(Rows from a dataset)
"""

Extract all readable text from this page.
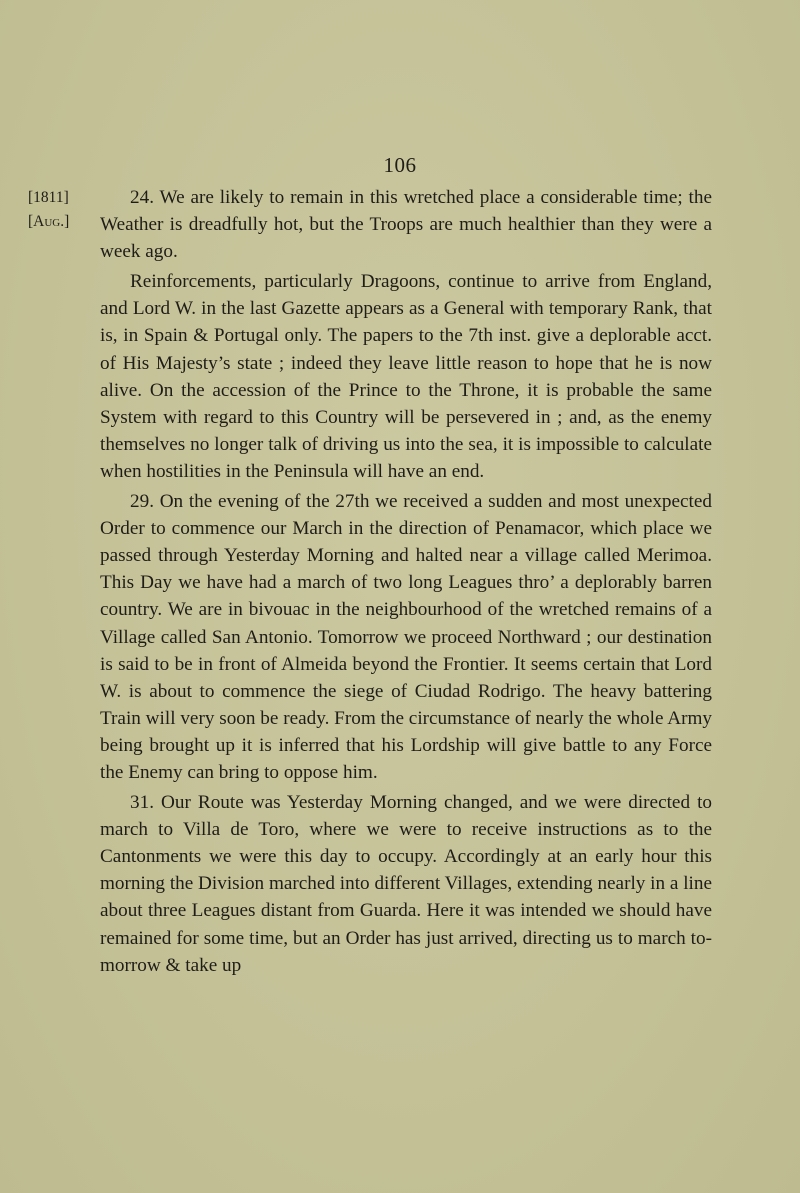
106
[1811]
[Aug.]

24. We are likely to remain in this wretched place a considerable time; the Weather is dreadfully hot, but the Troops are much healthier than they were a week ago.

Reinforcements, particularly Dragoons, continue to arrive from England, and Lord W. in the last Gazette appears as a General with temporary Rank, that is, in Spain & Portugal only. The papers to the 7th inst. give a deplorable acct. of His Majesty’s state ; indeed they leave little reason to hope that he is now alive. On the accession of the Prince to the Throne, it is probable the same System with regard to this Country will be persevered in ; and, as the enemy themselves no longer talk of driving us into the sea, it is impossible to calculate when hostilities in the Peninsula will have an end.

29. On the evening of the 27th we received a sudden and most unexpected Order to commence our March in the direction of Penamacor, which place we passed through Yesterday Morning and halted near a village called Merimoa. This Day we have had a march of two long Leagues thro’ a deplorably barren country. We are in bivouac in the neighbourhood of the wretched remains of a Village called San Antonio. Tomorrow we proceed Northward ; our destination is said to be in front of Almeida beyond the Frontier. It seems certain that Lord W. is about to commence the siege of Ciudad Rodrigo. The heavy battering Train will very soon be ready. From the circumstance of nearly the whole Army being brought up it is inferred that his Lordship will give battle to any Force the Enemy can bring to oppose him.

31. Our Route was Yesterday Morning changed, and we were directed to march to Villa de Toro, where we were to receive instructions as to the Cantonments we were this day to occupy. Accordingly at an early hour this morning the Division marched into different Villages, extending nearly in a line about three Leagues distant from Guarda. Here it was intended we should have remained for some time, but an Order has just arrived, directing us to march to-morrow & take up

"""

▶ [EXERCISE DESCRIPTION]: All entries must be written out again exactly as given, with no pictures in the copy.

▶ [THE SOLUTION]:
Extract all readable text from this page.
106
[1811]
[Aug.]

24. We are likely to remain in this wretched place a considerable time; the Weather is dreadfully hot, but the Troops are much healthier than they were a week ago.

Reinforcements, particularly Dragoons, continue to arrive from England, and Lord W. in the last Gazette appears as a General with temporary Rank, that is, in Spain & Portugal only. The papers to the 7th inst. give a deplorable acct. of His Majesty’s state ; indeed they leave little reason to hope that he is now alive. On the accession of the Prince to the Throne, it is probable the same System with regard to this Country will be persevered in ; and, as the enemy themselves no longer talk of driving us into the sea, it is impossible to calculate when hostilities in the Peninsula will have an end.

29. On the evening of the 27th we received a sudden and most unexpected Order to commence our March in the direction of Penamacor, which place we passed through Yesterday Morning and halted near a village called Merimoa. This Day we have had a march of two long Leagues thro’ a deplorably barren country. We are in bivouac in the neighbourhood of the wretched remains of a Village called San Antonio. Tomorrow we proceed Northward ; our destination is said to be in front of Almeida beyond the Frontier. It seems certain that Lord W. is about to commence the siege of Ciudad Rodrigo. The heavy battering Train will very soon be ready. From the circumstance of nearly the whole Army being brought up it is inferred that his Lordship will give battle to any Force the Enemy can bring to oppose him.

31. Our Route was Yesterday Morning changed, and we were directed to march to Villa de Toro, where we were to receive instructions as to the Cantonments we were this day to occupy. Accordingly at an early hour this morning the Division marched into different Villages, extending nearly in a line about three Leagues distant from Guarda. Here it was intended we should have remained for some time, but an Order has just arrived, directing us to march to-morrow & take up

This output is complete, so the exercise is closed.